** BEGIN INPUT FOR THIS TASK **

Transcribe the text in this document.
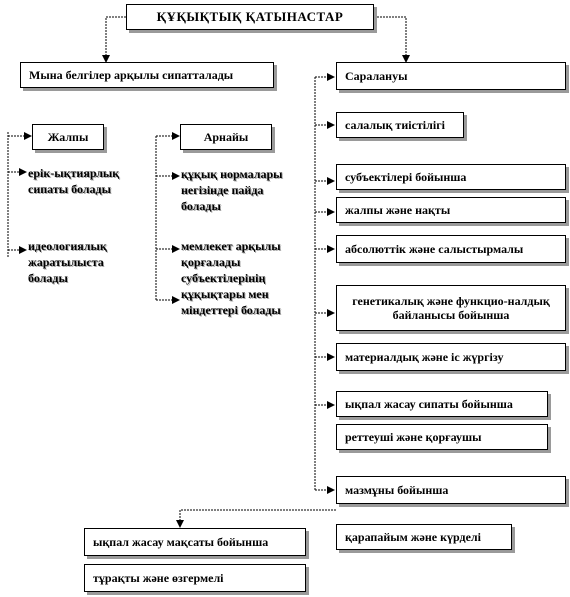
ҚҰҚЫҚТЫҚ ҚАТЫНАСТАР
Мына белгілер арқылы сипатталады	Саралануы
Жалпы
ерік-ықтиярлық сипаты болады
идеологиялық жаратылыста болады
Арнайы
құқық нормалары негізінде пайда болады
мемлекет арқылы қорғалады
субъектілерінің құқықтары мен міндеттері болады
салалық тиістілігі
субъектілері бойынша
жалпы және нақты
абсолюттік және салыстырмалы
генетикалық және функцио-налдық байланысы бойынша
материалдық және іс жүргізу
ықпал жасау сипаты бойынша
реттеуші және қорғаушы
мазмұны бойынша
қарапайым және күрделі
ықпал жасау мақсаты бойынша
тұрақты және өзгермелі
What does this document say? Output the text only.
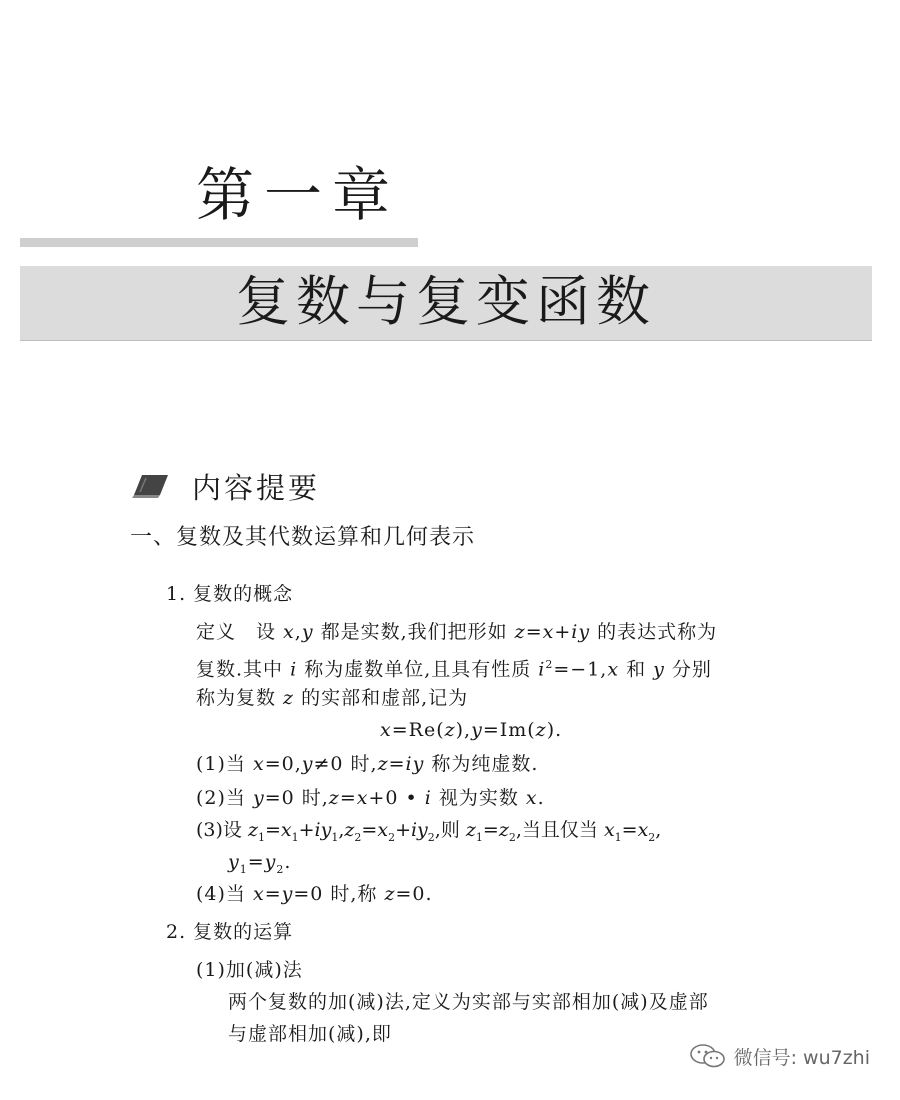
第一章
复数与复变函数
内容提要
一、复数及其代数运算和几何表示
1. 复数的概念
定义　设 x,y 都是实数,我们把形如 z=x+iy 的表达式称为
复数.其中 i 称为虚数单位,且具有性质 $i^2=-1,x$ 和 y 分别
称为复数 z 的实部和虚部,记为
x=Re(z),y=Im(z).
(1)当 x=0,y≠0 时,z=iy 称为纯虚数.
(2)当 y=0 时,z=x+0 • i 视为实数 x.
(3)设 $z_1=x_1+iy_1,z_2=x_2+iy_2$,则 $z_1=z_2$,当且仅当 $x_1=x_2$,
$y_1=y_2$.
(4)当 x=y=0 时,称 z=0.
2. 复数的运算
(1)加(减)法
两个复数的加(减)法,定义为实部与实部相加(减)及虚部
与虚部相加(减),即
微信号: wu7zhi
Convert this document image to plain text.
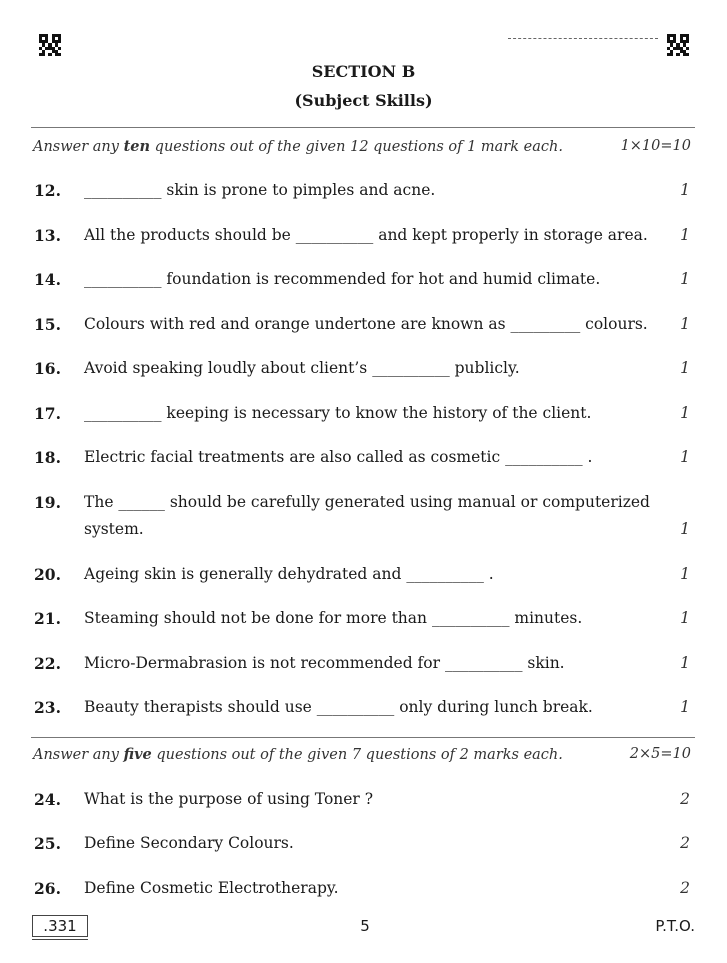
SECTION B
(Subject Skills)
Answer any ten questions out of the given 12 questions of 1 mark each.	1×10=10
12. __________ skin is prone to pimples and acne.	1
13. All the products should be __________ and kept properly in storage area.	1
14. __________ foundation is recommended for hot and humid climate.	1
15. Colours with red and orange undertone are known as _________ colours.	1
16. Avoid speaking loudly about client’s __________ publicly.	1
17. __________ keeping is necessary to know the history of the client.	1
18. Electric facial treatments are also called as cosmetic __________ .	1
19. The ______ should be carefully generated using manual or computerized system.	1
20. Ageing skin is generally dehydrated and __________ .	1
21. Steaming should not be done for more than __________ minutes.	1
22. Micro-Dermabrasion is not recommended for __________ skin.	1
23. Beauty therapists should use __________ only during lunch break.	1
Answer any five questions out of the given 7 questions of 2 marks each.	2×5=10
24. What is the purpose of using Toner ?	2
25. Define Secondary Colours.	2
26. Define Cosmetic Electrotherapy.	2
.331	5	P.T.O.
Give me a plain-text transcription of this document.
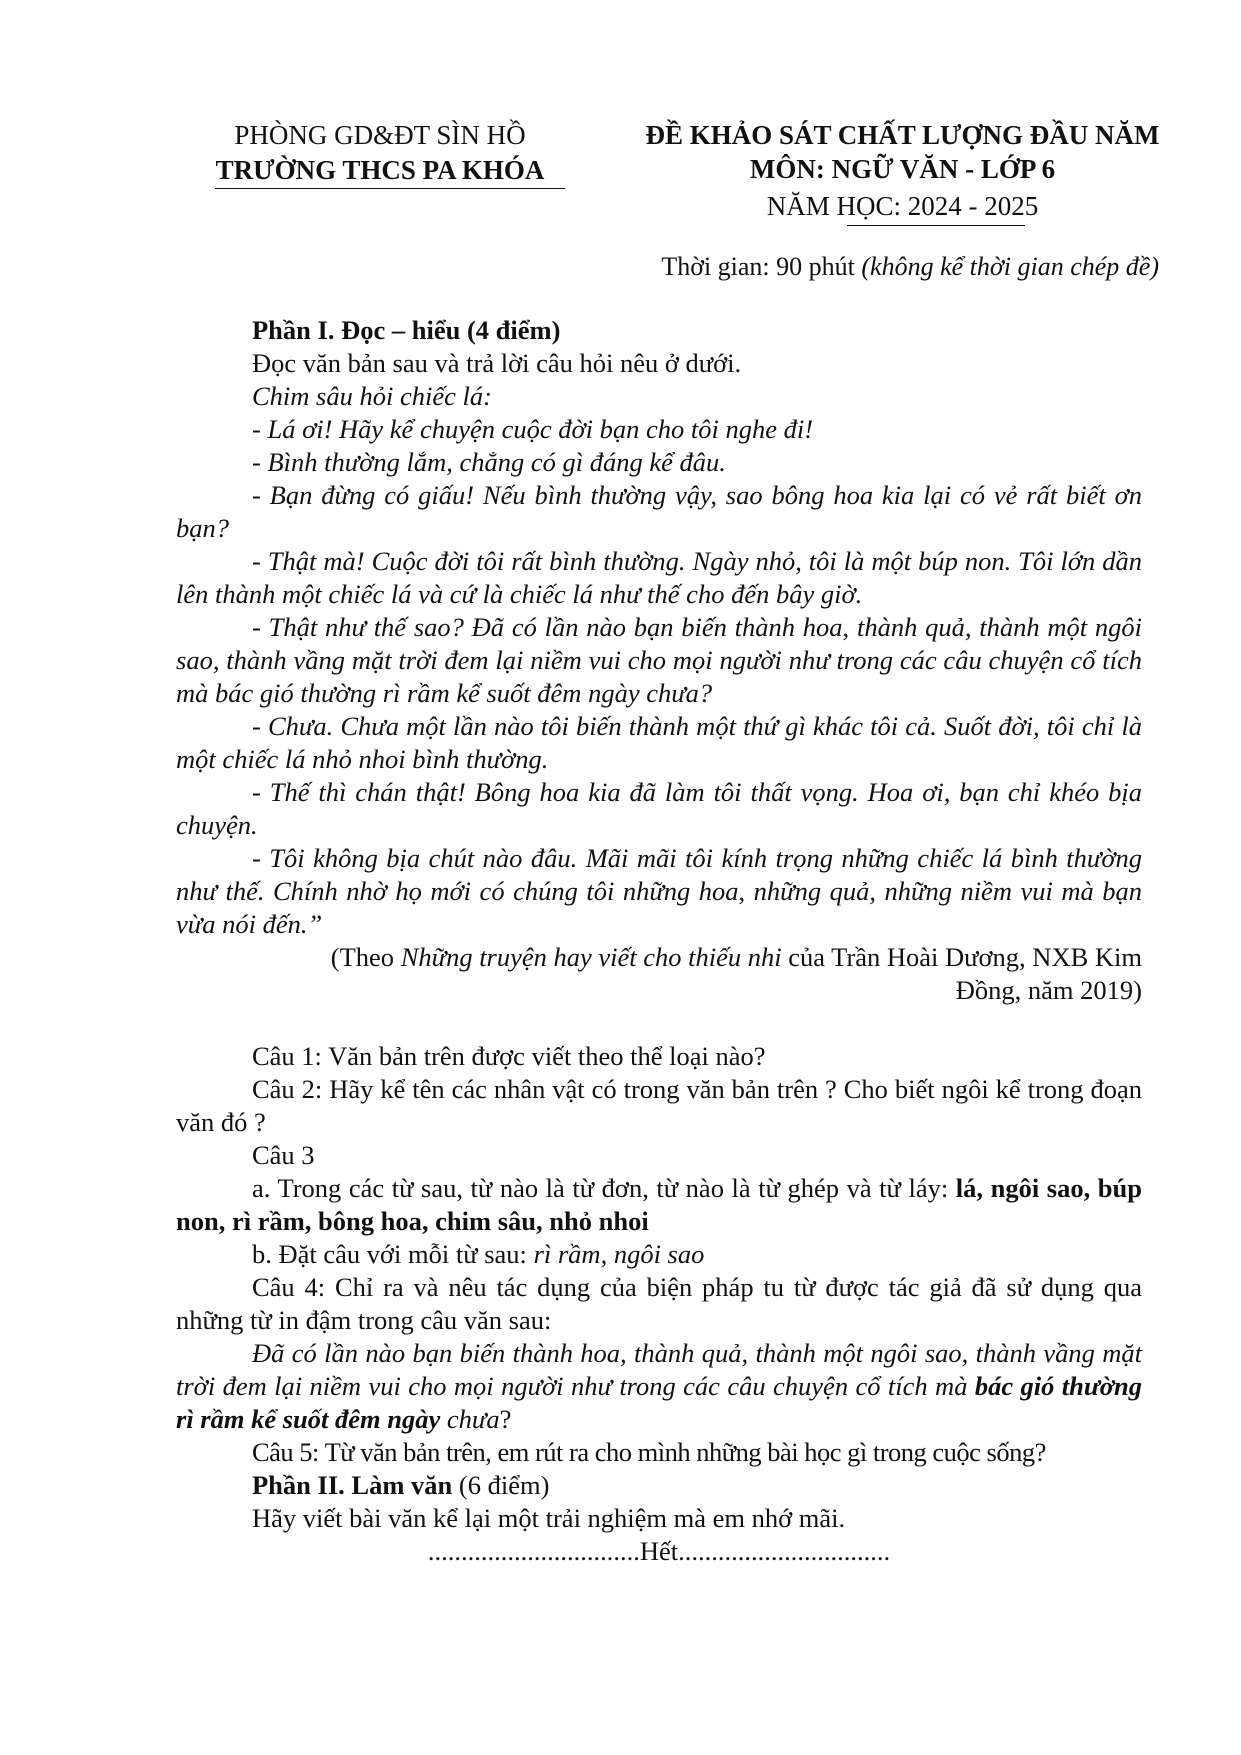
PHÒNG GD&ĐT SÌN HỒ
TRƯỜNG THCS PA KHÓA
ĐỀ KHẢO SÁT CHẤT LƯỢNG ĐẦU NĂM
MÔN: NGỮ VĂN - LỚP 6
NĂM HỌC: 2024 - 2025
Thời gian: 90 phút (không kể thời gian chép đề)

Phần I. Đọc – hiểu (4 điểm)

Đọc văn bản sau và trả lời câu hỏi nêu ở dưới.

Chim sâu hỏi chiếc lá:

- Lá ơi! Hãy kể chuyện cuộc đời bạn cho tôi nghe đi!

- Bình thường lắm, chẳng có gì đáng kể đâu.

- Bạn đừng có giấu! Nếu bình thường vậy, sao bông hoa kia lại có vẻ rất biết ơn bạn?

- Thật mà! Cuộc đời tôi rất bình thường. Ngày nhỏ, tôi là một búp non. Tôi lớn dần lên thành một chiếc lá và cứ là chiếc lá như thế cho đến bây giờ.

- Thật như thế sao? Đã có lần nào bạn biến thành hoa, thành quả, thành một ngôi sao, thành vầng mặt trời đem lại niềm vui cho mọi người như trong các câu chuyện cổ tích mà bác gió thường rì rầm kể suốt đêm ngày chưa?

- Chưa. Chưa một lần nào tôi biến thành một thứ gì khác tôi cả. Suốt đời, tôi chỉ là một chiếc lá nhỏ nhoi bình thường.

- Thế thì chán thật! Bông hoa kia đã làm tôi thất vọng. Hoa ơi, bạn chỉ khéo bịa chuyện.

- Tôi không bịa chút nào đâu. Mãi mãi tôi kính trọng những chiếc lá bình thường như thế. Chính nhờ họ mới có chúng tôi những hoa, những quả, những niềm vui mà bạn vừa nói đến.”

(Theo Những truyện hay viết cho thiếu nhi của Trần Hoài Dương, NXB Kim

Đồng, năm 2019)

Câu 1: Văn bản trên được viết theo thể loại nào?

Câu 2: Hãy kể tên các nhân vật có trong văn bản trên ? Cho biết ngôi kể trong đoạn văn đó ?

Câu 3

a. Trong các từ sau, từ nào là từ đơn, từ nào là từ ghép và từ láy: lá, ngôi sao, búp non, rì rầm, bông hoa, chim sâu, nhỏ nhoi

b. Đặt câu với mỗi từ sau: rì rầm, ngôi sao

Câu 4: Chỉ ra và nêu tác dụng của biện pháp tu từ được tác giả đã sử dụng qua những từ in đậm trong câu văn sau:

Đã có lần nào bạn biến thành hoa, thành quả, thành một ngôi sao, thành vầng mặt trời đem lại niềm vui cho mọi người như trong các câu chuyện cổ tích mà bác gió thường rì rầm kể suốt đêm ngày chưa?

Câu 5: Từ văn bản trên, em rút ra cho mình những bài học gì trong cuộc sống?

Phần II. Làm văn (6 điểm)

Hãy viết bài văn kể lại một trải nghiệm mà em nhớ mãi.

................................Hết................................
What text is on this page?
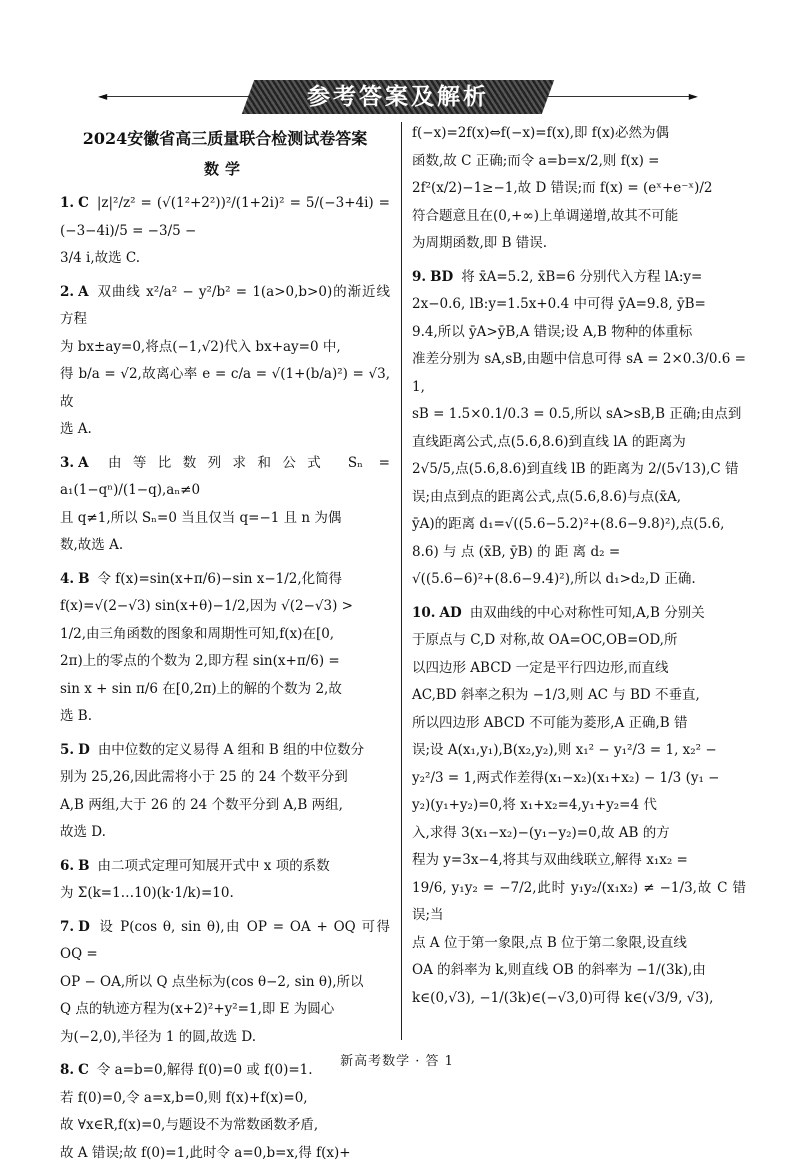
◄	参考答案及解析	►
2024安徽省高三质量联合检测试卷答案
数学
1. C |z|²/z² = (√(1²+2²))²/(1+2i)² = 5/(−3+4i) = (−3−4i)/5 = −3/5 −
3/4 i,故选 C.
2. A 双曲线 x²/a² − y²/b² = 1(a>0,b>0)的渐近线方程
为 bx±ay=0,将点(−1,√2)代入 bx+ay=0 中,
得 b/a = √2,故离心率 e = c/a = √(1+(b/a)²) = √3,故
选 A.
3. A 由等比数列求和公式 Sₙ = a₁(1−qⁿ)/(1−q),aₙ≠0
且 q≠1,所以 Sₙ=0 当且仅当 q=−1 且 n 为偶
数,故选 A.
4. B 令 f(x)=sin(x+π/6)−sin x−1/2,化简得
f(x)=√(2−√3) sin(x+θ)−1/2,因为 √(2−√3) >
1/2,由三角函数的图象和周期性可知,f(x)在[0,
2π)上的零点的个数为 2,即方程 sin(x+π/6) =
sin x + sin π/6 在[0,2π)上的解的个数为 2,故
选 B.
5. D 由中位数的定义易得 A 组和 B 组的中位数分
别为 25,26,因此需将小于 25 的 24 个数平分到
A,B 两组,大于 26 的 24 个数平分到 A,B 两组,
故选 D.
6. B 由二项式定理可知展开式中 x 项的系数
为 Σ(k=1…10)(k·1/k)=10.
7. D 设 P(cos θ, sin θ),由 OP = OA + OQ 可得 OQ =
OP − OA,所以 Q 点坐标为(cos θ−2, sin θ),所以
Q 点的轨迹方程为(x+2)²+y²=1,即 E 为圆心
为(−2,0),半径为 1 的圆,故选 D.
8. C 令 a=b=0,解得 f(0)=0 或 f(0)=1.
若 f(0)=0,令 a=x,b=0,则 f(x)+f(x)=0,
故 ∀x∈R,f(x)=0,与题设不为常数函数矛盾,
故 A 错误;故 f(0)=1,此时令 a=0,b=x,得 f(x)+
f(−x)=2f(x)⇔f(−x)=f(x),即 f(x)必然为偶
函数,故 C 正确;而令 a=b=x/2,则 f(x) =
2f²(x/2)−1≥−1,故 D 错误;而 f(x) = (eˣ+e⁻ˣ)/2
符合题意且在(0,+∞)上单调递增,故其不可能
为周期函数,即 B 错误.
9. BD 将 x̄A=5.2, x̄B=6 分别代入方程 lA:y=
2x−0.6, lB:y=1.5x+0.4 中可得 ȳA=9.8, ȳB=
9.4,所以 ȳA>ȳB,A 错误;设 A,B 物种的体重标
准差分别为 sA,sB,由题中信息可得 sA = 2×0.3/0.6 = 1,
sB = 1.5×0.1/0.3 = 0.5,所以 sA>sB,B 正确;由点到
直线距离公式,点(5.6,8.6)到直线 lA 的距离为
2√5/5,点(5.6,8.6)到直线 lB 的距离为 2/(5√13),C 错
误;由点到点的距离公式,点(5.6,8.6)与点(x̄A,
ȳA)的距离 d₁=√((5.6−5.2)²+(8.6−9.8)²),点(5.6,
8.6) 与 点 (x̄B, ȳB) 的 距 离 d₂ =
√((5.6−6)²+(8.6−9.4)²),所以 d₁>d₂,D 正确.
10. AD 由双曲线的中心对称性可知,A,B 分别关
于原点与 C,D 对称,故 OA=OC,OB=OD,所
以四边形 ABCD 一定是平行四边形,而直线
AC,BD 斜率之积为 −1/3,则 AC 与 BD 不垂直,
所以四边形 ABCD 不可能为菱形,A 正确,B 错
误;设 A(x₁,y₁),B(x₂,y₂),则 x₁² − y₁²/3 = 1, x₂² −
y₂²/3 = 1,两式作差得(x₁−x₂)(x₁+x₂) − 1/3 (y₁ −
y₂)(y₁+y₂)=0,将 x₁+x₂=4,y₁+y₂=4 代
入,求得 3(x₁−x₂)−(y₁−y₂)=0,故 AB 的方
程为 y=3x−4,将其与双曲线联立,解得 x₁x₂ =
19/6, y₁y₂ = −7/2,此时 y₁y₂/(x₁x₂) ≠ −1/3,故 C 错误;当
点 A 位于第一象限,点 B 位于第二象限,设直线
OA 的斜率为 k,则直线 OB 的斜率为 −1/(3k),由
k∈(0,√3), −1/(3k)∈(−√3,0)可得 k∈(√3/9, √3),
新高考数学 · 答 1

** END INPUT FOR THIS TASK **

- **EXERCISE GOAL**: Your task is to list each line of the records with the word "x₁x₂".

- **RESULT**:
程为 y=3x−4,将其与双曲线联立,解得 x₁x₂ =
19/6, y₁y₂ = −7/2,此时 y₁y₂/(x₁x₂) ≠ −1/3,故 C 错误;当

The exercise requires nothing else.